(Entries taken from a collection)
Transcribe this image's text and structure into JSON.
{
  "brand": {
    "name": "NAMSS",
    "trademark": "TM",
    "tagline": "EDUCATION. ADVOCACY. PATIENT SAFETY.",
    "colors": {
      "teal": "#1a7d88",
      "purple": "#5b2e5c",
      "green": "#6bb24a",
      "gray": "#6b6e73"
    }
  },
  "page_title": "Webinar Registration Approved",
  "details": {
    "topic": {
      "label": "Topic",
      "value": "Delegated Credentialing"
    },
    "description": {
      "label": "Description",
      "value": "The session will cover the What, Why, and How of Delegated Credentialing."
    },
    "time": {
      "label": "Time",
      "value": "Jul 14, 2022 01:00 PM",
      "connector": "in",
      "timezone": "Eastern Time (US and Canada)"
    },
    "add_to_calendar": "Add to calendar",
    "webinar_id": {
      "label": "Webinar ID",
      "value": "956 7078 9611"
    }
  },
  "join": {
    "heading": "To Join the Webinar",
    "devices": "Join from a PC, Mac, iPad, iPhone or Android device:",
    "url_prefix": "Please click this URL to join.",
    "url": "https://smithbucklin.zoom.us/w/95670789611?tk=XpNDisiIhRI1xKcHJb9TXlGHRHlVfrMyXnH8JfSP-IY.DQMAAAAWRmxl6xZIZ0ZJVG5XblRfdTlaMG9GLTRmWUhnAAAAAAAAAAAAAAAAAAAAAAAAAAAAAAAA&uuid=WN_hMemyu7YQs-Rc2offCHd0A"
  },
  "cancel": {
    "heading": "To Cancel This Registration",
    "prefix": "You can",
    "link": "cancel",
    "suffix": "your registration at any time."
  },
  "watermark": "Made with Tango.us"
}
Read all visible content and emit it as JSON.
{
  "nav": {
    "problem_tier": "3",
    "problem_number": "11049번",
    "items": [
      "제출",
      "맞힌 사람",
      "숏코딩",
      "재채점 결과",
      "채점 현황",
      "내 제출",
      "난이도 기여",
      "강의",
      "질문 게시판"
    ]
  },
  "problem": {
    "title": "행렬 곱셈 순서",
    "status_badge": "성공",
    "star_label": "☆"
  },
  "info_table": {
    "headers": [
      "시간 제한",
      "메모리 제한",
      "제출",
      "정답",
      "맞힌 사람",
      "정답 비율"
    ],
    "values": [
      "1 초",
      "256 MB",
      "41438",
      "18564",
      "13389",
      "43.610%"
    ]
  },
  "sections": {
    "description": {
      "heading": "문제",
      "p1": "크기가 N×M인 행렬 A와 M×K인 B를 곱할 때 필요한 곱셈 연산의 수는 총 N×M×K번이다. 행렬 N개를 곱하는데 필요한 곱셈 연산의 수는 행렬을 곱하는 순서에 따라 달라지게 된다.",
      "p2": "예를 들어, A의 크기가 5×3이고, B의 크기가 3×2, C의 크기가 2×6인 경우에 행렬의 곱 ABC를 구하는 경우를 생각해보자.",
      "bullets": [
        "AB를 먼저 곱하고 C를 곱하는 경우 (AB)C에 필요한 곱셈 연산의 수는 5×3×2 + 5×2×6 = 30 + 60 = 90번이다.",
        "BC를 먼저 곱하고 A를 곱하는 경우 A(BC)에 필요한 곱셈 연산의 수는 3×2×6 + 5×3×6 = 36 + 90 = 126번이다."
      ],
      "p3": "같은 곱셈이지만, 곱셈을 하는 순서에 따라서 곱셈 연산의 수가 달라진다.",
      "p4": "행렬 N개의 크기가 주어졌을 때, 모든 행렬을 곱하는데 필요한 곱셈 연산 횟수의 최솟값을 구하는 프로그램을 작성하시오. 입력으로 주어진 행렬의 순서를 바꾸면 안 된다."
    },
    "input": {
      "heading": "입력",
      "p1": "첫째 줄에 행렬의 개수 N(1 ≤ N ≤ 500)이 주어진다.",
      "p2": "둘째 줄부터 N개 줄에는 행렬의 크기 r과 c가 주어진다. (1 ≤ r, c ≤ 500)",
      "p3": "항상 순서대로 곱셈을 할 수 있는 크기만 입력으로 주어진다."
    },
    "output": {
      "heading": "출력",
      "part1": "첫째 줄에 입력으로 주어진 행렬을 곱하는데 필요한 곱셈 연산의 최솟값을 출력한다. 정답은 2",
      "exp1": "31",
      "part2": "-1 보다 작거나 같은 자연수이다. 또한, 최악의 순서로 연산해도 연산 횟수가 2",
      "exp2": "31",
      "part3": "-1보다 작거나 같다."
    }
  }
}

Given instruction => Nothing but a number is needed here: how many lines hold the string "최솟값을"?

Answer => 2